■ Written problem ■
Type out every line below exactly as it reads.

# start of Given information

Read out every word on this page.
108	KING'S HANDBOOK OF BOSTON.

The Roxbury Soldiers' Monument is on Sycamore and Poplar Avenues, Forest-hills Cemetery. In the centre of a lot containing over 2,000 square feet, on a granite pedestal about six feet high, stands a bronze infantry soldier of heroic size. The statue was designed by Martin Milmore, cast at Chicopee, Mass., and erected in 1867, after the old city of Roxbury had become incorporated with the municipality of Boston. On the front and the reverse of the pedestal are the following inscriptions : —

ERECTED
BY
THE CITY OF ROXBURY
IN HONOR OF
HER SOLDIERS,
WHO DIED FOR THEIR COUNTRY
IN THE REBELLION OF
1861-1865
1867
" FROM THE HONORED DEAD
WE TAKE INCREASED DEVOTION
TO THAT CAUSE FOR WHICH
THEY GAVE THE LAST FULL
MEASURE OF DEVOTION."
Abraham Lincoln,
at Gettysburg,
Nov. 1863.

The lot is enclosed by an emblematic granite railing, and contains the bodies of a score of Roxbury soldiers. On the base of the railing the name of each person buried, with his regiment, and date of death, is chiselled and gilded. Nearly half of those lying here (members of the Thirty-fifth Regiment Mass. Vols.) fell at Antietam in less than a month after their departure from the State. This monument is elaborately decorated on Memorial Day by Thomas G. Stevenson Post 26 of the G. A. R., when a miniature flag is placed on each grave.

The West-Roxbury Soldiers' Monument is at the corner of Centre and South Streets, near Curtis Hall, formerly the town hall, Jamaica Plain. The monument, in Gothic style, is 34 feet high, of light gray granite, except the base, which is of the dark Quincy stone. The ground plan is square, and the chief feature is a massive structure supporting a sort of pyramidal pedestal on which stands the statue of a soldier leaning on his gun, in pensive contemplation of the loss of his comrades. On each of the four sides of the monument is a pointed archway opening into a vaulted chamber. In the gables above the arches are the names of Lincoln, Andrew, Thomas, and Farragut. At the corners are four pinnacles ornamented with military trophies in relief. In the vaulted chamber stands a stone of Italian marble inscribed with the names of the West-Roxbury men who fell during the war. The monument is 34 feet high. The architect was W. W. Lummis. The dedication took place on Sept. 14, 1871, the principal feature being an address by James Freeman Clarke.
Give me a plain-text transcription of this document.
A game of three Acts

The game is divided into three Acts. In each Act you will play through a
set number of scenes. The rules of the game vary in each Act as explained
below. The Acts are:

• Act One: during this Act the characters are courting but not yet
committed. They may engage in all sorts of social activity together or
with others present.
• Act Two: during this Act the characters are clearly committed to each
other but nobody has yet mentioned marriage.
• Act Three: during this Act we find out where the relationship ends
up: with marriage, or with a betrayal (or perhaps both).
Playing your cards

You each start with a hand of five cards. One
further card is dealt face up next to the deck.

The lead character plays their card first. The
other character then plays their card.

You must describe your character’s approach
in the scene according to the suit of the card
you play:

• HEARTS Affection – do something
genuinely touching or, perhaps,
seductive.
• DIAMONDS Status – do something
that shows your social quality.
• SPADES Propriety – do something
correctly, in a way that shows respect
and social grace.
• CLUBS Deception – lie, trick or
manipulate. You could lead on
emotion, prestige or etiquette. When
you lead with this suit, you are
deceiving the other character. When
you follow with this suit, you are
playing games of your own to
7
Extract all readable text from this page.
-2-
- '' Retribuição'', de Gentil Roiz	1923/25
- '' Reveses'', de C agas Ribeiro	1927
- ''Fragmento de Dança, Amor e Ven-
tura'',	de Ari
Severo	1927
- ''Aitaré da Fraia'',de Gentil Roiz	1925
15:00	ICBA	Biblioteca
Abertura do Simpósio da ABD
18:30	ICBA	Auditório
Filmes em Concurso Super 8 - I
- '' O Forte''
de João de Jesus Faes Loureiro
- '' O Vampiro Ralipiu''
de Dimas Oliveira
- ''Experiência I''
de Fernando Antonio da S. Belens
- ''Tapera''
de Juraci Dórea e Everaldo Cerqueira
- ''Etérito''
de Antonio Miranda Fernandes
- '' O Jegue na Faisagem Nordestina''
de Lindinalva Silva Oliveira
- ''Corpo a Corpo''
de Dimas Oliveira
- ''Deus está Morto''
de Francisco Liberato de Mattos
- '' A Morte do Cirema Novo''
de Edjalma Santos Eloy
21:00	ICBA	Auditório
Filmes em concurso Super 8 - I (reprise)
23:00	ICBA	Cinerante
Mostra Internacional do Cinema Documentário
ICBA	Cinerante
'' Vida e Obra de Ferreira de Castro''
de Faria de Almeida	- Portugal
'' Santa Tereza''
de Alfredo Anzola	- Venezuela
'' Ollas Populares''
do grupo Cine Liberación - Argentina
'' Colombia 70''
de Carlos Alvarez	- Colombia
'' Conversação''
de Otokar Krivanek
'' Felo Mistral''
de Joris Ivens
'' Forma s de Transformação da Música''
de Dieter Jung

# end of Given information

■ Output ■
Read out every word on this page.
108	KING'S HANDBOOK OF BOSTON.

The Roxbury Soldiers' Monument is on Sycamore and Poplar Avenues, Forest-hills Cemetery. In the centre of a lot containing over 2,000 square feet, on a granite pedestal about six feet high, stands a bronze infantry soldier of heroic size. The statue was designed by Martin Milmore, cast at Chicopee, Mass., and erected in 1867, after the old city of Roxbury had become incorporated with the municipality of Boston. On the front and the reverse of the pedestal are the following inscriptions : —

ERECTED
BY
THE CITY OF ROXBURY
IN HONOR OF
HER SOLDIERS,
WHO DIED FOR THEIR COUNTRY
IN THE REBELLION OF
1861-1865
1867
" FROM THE HONORED DEAD
WE TAKE INCREASED DEVOTION
TO THAT CAUSE FOR WHICH
THEY GAVE THE LAST FULL
MEASURE OF DEVOTION."
Abraham Lincoln,
at Gettysburg,
Nov. 1863.

The lot is enclosed by an emblematic granite railing, and contains the bodies of a score of Roxbury soldiers. On the base of the railing the name of each person buried, with his regiment, and date of death, is chiselled and gilded. Nearly half of those lying here (members of the Thirty-fifth Regiment Mass. Vols.) fell at Antietam in less than a month after their departure from the State. This monument is elaborately decorated on Memorial Day by Thomas G. Stevenson Post 26 of the G. A. R., when a miniature flag is placed on each grave.

The West-Roxbury Soldiers' Monument is at the corner of Centre and South Streets, near Curtis Hall, formerly the town hall, Jamaica Plain. The monument, in Gothic style, is 34 feet high, of light gray granite, except the base, which is of the dark Quincy stone. The ground plan is square, and the chief feature is a massive structure supporting a sort of pyramidal pedestal on which stands the statue of a soldier leaning on his gun, in pensive contemplation of the loss of his comrades. On each of the four sides of the monument is a pointed archway opening into a vaulted chamber. In the gables above the arches are the names of Lincoln, Andrew, Thomas, and Farragut. At the corners are four pinnacles ornamented with military trophies in relief. In the vaulted chamber stands a stone of Italian marble inscribed with the names of the West-Roxbury men who fell during the war. The monument is 34 feet high. The architect was W. W. Lummis. The dedication took place on Sept. 14, 1871, the principal feature being an address by James Freeman Clarke.
Give me a plain-text transcription of this document.
A game of three Acts

The game is divided into three Acts. In each Act you will play through a
set number of scenes. The rules of the game vary in each Act as explained
below. The Acts are:

• Act One: during this Act the characters are courting but not yet
committed. They may engage in all sorts of social activity together or
with others present.
• Act Two: during this Act the characters are clearly committed to each
other but nobody has yet mentioned marriage.
• Act Three: during this Act we find out where the relationship ends
up: with marriage, or with a betrayal (or perhaps both).
Playing your cards

You each start with a hand of five cards. One
further card is dealt face up next to the deck.

The lead character plays their card first. The
other character then plays their card.

You must describe your character’s approach
in the scene according to the suit of the card
you play:

• HEARTS Affection – do something
genuinely touching or, perhaps,
seductive.
• DIAMONDS Status – do something
that shows your social quality.
• SPADES Propriety – do something
correctly, in a way that shows respect
and social grace.
• CLUBS Deception – lie, trick or
manipulate. You could lead on
emotion, prestige or etiquette. When
you lead with this suit, you are
deceiving the other character. When
you follow with this suit, you are
playing games of your own to
7
Extract all readable text from this page.
-2-
- '' Retribuição'', de Gentil Roiz	1923/25
- '' Reveses'', de C agas Ribeiro	1927
- ''Fragmento de Dança, Amor e Ven-
tura'',	de Ari
Severo	1927
- ''Aitaré da Fraia'',de Gentil Roiz	1925
15:00	ICBA	Biblioteca
Abertura do Simpósio da ABD
18:30	ICBA	Auditório
Filmes em Concurso Super 8 - I
- '' O Forte''
de João de Jesus Faes Loureiro
- '' O Vampiro Ralipiu''
de Dimas Oliveira
- ''Experiência I''
de Fernando Antonio da S. Belens
- ''Tapera''
de Juraci Dórea e Everaldo Cerqueira
- ''Etérito''
de Antonio Miranda Fernandes
- '' O Jegue na Faisagem Nordestina''
de Lindinalva Silva Oliveira
- ''Corpo a Corpo''
de Dimas Oliveira
- ''Deus está Morto''
de Francisco Liberato de Mattos
- '' A Morte do Cirema Novo''
de Edjalma Santos Eloy
21:00	ICBA	Auditório
Filmes em concurso Super 8 - I (reprise)
23:00	ICBA	Cinerante
Mostra Internacional do Cinema Documentário
ICBA	Cinerante
'' Vida e Obra de Ferreira de Castro''
de Faria de Almeida	- Portugal
'' Santa Tereza''
de Alfredo Anzola	- Venezuela
'' Ollas Populares''
do grupo Cine Liberación - Argentina
'' Colombia 70''
de Carlos Alvarez	- Colombia
'' Conversação''
de Otokar Krivanek
'' Felo Mistral''
de Joris Ivens
'' Forma s de Transformação da Música''
de Dieter Jung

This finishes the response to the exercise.